* **Written exercise**:
Copy the stretch of records from the very beginning through the line containing "secondary-unit-box: SECONDARY WAGERING", reproducing each line as it appears.

* **Dataset records**:
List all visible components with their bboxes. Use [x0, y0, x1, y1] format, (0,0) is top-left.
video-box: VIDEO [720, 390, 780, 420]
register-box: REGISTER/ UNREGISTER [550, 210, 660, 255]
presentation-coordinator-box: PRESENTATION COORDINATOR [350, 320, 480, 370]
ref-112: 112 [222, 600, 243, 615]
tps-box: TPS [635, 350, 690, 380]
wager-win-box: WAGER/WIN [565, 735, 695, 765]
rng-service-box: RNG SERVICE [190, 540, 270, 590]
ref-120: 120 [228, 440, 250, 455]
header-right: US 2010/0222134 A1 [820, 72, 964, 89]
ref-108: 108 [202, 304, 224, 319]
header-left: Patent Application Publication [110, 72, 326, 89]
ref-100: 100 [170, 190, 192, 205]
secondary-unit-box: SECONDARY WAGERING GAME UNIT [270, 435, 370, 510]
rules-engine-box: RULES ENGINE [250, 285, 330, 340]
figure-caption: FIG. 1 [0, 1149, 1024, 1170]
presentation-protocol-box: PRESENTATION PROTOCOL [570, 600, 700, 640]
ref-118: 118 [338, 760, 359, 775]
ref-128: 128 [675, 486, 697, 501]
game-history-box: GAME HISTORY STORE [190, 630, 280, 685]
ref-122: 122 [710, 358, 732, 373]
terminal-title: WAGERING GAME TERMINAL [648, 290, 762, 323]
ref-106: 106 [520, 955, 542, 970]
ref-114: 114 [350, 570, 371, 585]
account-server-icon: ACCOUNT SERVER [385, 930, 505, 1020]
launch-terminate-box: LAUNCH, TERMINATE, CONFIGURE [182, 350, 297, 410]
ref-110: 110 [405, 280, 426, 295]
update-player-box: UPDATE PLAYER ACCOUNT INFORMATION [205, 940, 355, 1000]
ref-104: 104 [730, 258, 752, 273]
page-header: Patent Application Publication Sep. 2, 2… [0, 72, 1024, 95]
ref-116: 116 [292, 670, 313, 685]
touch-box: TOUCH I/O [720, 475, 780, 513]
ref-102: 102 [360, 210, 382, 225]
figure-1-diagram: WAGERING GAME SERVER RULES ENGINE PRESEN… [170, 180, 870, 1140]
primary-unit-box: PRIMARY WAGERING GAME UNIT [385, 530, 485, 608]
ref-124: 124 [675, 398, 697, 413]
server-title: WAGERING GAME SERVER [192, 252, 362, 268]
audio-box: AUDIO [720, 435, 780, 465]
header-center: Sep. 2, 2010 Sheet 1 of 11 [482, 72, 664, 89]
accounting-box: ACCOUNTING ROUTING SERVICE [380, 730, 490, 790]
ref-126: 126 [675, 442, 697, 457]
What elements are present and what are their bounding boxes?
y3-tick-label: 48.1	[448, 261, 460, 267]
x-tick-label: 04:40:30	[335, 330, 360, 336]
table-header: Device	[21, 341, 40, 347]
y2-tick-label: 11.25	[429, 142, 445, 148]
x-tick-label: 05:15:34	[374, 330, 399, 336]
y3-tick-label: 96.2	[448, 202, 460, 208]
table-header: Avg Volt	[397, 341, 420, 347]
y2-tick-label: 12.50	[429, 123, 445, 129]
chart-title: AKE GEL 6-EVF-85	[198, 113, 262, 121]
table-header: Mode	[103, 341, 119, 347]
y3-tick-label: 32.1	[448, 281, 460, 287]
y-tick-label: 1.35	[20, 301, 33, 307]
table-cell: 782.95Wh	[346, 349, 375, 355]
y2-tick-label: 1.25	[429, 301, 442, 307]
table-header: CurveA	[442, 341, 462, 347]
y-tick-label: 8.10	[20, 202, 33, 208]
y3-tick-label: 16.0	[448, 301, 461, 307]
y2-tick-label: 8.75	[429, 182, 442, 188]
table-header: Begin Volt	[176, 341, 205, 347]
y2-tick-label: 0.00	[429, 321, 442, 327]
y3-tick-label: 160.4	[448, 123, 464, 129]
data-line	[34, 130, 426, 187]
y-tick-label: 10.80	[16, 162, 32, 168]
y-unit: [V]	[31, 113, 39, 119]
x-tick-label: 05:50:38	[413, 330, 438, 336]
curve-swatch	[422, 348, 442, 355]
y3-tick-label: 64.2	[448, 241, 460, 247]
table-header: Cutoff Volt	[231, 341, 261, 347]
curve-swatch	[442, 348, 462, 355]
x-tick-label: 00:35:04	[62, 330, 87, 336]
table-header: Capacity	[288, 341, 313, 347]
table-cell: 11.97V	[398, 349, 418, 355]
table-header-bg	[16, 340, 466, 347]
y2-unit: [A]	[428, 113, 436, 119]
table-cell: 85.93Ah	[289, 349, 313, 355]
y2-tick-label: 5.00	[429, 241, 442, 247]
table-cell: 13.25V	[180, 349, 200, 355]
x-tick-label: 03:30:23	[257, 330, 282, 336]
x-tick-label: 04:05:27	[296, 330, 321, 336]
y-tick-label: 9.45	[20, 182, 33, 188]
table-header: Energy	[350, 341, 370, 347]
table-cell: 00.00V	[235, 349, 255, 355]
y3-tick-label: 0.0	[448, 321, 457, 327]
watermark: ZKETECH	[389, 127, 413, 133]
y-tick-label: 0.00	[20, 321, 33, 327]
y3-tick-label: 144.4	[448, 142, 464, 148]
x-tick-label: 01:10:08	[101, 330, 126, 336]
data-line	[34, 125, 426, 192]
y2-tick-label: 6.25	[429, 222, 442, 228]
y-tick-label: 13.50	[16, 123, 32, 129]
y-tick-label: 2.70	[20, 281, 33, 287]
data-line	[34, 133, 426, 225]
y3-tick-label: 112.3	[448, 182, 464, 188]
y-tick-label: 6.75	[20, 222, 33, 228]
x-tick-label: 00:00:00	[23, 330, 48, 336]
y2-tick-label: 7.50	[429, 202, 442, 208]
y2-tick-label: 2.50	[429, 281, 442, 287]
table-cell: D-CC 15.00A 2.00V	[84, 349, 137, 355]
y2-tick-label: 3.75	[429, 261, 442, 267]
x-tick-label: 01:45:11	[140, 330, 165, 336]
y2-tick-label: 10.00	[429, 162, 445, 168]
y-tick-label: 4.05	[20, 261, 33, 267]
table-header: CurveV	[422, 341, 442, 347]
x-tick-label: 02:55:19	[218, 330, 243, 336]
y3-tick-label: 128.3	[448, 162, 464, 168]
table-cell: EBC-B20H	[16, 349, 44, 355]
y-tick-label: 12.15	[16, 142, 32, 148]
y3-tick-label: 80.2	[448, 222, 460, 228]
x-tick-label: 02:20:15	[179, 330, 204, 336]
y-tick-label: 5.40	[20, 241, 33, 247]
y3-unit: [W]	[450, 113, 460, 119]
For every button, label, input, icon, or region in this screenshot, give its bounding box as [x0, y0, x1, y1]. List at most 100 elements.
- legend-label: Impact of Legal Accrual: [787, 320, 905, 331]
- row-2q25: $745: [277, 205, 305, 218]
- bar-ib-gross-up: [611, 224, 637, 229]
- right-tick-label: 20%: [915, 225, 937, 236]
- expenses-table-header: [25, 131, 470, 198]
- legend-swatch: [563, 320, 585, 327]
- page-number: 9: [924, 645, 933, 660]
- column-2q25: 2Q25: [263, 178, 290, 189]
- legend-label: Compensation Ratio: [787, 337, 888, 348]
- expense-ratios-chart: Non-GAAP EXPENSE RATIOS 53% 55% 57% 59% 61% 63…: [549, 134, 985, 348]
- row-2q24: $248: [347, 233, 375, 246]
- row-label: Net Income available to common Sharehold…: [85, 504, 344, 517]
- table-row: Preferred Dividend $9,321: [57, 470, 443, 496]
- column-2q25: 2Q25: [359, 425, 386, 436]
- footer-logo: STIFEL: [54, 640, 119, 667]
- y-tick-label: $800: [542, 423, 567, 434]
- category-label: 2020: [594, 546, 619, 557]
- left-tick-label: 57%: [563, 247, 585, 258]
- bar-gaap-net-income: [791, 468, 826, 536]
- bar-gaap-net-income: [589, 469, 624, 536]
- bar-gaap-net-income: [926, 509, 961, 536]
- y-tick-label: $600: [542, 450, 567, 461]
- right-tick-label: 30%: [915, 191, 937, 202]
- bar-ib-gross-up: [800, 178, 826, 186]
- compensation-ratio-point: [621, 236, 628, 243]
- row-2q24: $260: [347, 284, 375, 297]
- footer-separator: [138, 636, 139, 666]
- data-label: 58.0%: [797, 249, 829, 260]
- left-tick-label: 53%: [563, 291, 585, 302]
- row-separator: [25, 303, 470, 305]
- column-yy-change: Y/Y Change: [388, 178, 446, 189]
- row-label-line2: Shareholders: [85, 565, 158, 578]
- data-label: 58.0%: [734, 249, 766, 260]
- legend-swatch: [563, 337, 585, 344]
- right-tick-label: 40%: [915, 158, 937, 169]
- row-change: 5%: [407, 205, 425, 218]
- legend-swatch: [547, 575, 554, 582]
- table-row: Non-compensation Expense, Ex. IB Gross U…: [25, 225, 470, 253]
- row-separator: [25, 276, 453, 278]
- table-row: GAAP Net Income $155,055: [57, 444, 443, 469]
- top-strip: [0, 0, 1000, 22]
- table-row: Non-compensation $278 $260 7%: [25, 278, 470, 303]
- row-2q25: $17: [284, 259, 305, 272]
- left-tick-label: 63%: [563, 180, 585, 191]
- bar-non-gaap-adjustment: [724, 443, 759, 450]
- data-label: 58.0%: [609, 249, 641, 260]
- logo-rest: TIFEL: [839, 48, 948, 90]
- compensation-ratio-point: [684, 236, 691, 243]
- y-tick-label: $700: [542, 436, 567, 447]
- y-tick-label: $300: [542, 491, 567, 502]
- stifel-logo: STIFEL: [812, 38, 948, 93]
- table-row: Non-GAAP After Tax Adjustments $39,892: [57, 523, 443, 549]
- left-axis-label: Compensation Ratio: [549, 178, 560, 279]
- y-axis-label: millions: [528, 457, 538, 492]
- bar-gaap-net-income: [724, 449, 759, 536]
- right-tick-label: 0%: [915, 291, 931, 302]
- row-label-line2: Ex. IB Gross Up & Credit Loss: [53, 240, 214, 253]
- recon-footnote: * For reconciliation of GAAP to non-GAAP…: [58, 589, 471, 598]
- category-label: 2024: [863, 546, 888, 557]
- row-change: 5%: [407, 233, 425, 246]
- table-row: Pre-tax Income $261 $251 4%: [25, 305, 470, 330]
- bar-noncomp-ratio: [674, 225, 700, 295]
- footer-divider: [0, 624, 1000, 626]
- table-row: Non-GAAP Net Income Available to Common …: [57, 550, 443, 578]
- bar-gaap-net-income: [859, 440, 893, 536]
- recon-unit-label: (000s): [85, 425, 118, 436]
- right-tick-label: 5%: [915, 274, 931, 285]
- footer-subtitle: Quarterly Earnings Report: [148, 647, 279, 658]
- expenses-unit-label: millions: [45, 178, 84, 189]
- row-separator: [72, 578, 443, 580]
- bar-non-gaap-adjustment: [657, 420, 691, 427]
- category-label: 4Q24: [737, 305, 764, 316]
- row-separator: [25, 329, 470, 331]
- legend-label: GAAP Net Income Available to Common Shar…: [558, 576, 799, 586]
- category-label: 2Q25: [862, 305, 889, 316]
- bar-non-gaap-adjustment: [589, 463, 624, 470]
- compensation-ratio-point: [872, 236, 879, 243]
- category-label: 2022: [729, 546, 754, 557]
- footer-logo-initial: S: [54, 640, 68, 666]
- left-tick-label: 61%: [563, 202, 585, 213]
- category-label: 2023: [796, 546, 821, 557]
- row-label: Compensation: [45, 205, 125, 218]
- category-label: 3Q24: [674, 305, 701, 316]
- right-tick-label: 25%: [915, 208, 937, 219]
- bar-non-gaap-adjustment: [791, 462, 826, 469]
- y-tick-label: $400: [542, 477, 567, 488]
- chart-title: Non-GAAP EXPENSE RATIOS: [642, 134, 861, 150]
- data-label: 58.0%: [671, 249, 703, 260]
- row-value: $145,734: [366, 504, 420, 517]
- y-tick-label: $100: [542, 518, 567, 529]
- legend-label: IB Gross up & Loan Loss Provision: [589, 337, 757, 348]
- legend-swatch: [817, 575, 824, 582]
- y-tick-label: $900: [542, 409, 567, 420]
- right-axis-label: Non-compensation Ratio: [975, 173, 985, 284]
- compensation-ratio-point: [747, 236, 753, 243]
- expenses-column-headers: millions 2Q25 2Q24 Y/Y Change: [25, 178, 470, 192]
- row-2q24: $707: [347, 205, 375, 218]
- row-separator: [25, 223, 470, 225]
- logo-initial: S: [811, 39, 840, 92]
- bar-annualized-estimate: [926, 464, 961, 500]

* **Correct result**:
List all visible components with their bboxes. Use [x0, y0, x1, y1] format, (0,0) is top-left.
video-box: VIDEO [720, 390, 780, 420]
register-box: REGISTER/ UNREGISTER [550, 210, 660, 255]
presentation-coordinator-box: PRESENTATION COORDINATOR [350, 320, 480, 370]
ref-112: 112 [222, 600, 243, 615]
tps-box: TPS [635, 350, 690, 380]
wager-win-box: WAGER/WIN [565, 735, 695, 765]
rng-service-box: RNG SERVICE [190, 540, 270, 590]
ref-120: 120 [228, 440, 250, 455]
header-right: US 2010/0222134 A1 [820, 72, 964, 89]
ref-108: 108 [202, 304, 224, 319]
header-left: Patent Application Publication [110, 72, 326, 89]
ref-100: 100 [170, 190, 192, 205]
secondary-unit-box: SECONDARY WAGERING GAME UNIT [270, 435, 370, 510]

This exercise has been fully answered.